[Data listing]
= = = = = = =

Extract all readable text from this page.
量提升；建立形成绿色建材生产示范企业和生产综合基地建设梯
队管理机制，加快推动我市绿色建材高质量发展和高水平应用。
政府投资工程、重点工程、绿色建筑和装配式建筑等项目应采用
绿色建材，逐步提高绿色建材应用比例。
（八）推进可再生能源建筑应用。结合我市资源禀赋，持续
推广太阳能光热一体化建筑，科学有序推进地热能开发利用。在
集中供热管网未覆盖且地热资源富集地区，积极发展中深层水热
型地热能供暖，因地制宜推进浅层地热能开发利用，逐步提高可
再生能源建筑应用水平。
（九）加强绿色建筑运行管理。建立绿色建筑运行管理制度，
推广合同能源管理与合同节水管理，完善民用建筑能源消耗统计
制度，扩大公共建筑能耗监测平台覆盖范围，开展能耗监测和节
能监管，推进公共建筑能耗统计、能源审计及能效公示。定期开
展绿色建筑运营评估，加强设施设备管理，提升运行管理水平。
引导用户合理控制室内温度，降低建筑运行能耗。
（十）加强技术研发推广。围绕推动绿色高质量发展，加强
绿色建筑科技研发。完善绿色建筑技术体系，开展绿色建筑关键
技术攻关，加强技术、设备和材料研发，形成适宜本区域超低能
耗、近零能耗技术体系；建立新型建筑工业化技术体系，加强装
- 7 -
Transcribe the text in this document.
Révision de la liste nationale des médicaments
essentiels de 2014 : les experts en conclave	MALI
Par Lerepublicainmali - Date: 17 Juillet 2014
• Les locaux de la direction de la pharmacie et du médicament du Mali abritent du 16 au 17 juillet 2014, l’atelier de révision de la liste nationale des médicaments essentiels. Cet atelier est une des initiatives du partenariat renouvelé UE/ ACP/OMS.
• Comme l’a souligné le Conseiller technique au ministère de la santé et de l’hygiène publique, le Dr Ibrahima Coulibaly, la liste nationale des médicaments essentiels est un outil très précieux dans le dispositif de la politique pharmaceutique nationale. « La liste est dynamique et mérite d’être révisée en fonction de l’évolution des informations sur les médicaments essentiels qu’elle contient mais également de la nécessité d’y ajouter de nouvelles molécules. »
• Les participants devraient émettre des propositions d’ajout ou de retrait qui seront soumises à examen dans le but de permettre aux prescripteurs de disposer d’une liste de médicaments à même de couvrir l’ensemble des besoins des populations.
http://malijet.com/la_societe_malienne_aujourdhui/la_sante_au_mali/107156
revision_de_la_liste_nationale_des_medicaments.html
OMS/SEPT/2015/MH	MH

= = = = = = =

EXERCISE TASK
Lines holding the word "this" should be counted across the entries; state only how many there are.

EXERCISE RESPONSE
2